━━━━━ THE RECORDS ━━━━━

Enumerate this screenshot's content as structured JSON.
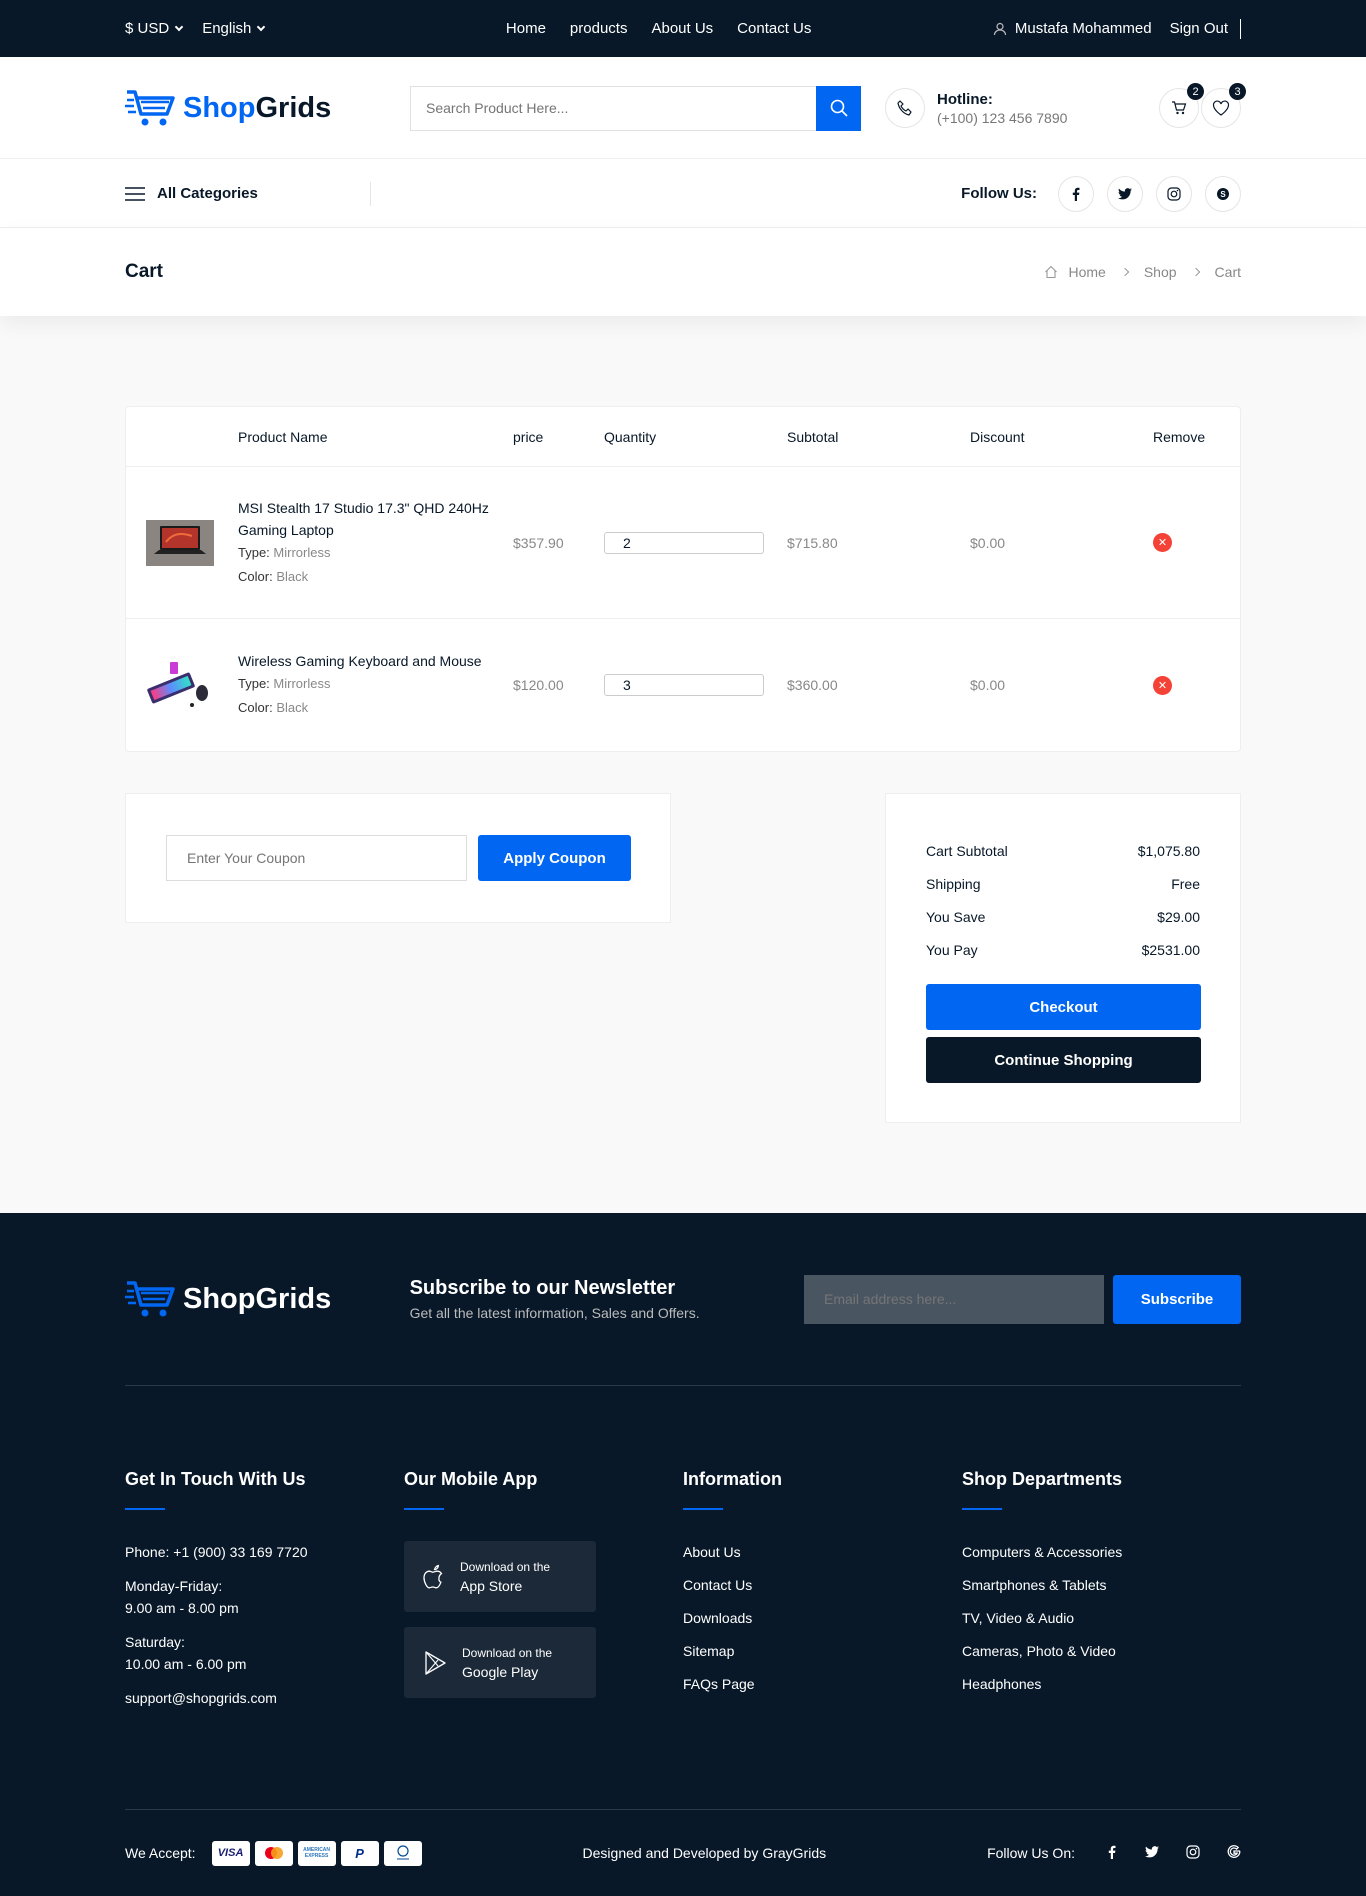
{
  "topbar": {
    "currency": "$ USD",
    "language": "English",
    "nav": [
      "Home",
      "products",
      "About Us",
      "Contact Us"
    ],
    "user": "Mustafa Mohammed",
    "signout": "Sign Out"
  },
  "header": {
    "logo_part1": "Shop",
    "logo_part2": "Grids",
    "search_placeholder": "Search Product Here...",
    "hotline_label": "Hotline:",
    "hotline_number": "(+100) 123 456 7890",
    "cart_count": "2",
    "wishlist_count": "3"
  },
  "catbar": {
    "all_categories": "All Categories",
    "follow_us": "Follow Us:"
  },
  "breadcrumb": {
    "title": "Cart",
    "items": [
      "Home",
      "Shop",
      "Cart"
    ]
  },
  "cart": {
    "headers": [
      "Product Name",
      "price",
      "Quantity",
      "Subtotal",
      "Discount",
      "Remove"
    ],
    "items": [
      {
        "name": "MSI Stealth 17 Studio 17.3\" QHD 240Hz Gaming Laptop",
        "type_label": "Type:",
        "type": "Mirrorless",
        "color_label": "Color:",
        "color": "Black",
        "price": "$357.90",
        "quantity": "2",
        "subtotal": "$715.80",
        "discount": "$0.00"
      },
      {
        "name": "Wireless Gaming Keyboard and Mouse",
        "type_label": "Type:",
        "type": "Mirrorless",
        "color_label": "Color:",
        "color": "Black",
        "price": "$120.00",
        "quantity": "3",
        "subtotal": "$360.00",
        "discount": "$0.00"
      }
    ]
  },
  "coupon": {
    "placeholder": "Enter Your Coupon",
    "button": "Apply Coupon"
  },
  "summary": {
    "rows": [
      {
        "label": "Cart Subtotal",
        "value": "$1,075.80"
      },
      {
        "label": "Shipping",
        "value": "Free"
      },
      {
        "label": "You Save",
        "value": "$29.00"
      },
      {
        "label": "You Pay",
        "value": "$2531.00"
      }
    ],
    "checkout": "Checkout",
    "continue": "Continue Shopping"
  },
  "footer": {
    "logo": "ShopGrids",
    "newsletter_title": "Subscribe to our Newsletter",
    "newsletter_sub": "Get all the latest information, Sales and Offers.",
    "email_placeholder": "Email address here...",
    "subscribe": "Subscribe",
    "contact_title": "Get In Touch With Us",
    "phone": "Phone: +1 (900) 33 169 7720",
    "weekday_label": "Monday-Friday:",
    "weekday_hours": "9.00 am - 8.00 pm",
    "saturday_label": "Saturday:",
    "saturday_hours": "10.00 am - 6.00 pm",
    "email": "support@shopgrids.com",
    "app_title": "Our Mobile App",
    "app_store_small": "Download on the",
    "app_store": "App Store",
    "google_small": "Download on the",
    "google": "Google Play",
    "info_title": "Information",
    "info_links": [
      "About Us",
      "Contact Us",
      "Downloads",
      "Sitemap",
      "FAQs Page"
    ],
    "dept_title": "Shop Departments",
    "dept_links": [
      "Computers & Accessories",
      "Smartphones & Tablets",
      "TV, Video & Audio",
      "Cameras, Photo & Video",
      "Headphones"
    ],
    "we_accept": "We Accept:",
    "credit": "Designed and Developed by GrayGrids",
    "follow_on": "Follow Us On:"
  },
  "colors": {
    "accent": "#0167f3",
    "dark": "#081828",
    "danger": "#f44336",
    "page_bg": "#f9f9f9"
  }
}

━━━━━

WHAT THE TASK ASKS:
Reproduce each record from above exactly; pictures do not belong in the copy.

COMPLETE ANSWER:
Enumerate this screenshot's content as structured JSON.
{
  "topbar": {
    "currency": "$ USD",
    "language": "English",
    "nav": [
      "Home",
      "products",
      "About Us",
      "Contact Us"
    ],
    "user": "Mustafa Mohammed",
    "signout": "Sign Out"
  },
  "header": {
    "logo_part1": "Shop",
    "logo_part2": "Grids",
    "search_placeholder": "Search Product Here...",
    "hotline_label": "Hotline:",
    "hotline_number": "(+100) 123 456 7890",
    "cart_count": "2",
    "wishlist_count": "3"
  },
  "catbar": {
    "all_categories": "All Categories",
    "follow_us": "Follow Us:"
  },
  "breadcrumb": {
    "title": "Cart",
    "items": [
      "Home",
      "Shop",
      "Cart"
    ]
  },
  "cart": {
    "headers": [
      "Product Name",
      "price",
      "Quantity",
      "Subtotal",
      "Discount",
      "Remove"
    ],
    "items": [
      {
        "name": "MSI Stealth 17 Studio 17.3\" QHD 240Hz Gaming Laptop",
        "type_label": "Type:",
        "type": "Mirrorless",
        "color_label": "Color:",
        "color": "Black",
        "price": "$357.90",
        "quantity": "2",
        "subtotal": "$715.80",
        "discount": "$0.00"
      },
      {
        "name": "Wireless Gaming Keyboard and Mouse",
        "type_label": "Type:",
        "type": "Mirrorless",
        "color_label": "Color:",
        "color": "Black",
        "price": "$120.00",
        "quantity": "3",
        "subtotal": "$360.00",
        "discount": "$0.00"
      }
    ]
  },
  "coupon": {
    "placeholder": "Enter Your Coupon",
    "button": "Apply Coupon"
  },
  "summary": {
    "rows": [
      {
        "label": "Cart Subtotal",
        "value": "$1,075.80"
      },
      {
        "label": "Shipping",
        "value": "Free"
      },
      {
        "label": "You Save",
        "value": "$29.00"
      },
      {
        "label": "You Pay",
        "value": "$2531.00"
      }
    ],
    "checkout": "Checkout",
    "continue": "Continue Shopping"
  },
  "footer": {
    "logo": "ShopGrids",
    "newsletter_title": "Subscribe to our Newsletter",
    "newsletter_sub": "Get all the latest information, Sales and Offers.",
    "email_placeholder": "Email address here...",
    "subscribe": "Subscribe",
    "contact_title": "Get In Touch With Us",
    "phone": "Phone: +1 (900) 33 169 7720",
    "weekday_label": "Monday-Friday:",
    "weekday_hours": "9.00 am - 8.00 pm",
    "saturday_label": "Saturday:",
    "saturday_hours": "10.00 am - 6.00 pm",
    "email": "support@shopgrids.com",
    "app_title": "Our Mobile App",
    "app_store_small": "Download on the",
    "app_store": "App Store",
    "google_small": "Download on the",
    "google": "Google Play",
    "info_title": "Information",
    "info_links": [
      "About Us",
      "Contact Us",
      "Downloads",
      "Sitemap",
      "FAQs Page"
    ],
    "dept_title": "Shop Departments",
    "dept_links": [
      "Computers & Accessories",
      "Smartphones & Tablets",
      "TV, Video & Audio",
      "Cameras, Photo & Video",
      "Headphones"
    ],
    "we_accept": "We Accept:",
    "credit": "Designed and Developed by GrayGrids",
    "follow_on": "Follow Us On:"
  },
  "colors": {
    "accent": "#0167f3",
    "dark": "#081828",
    "danger": "#f44336",
    "page_bg": "#f9f9f9"
  }
}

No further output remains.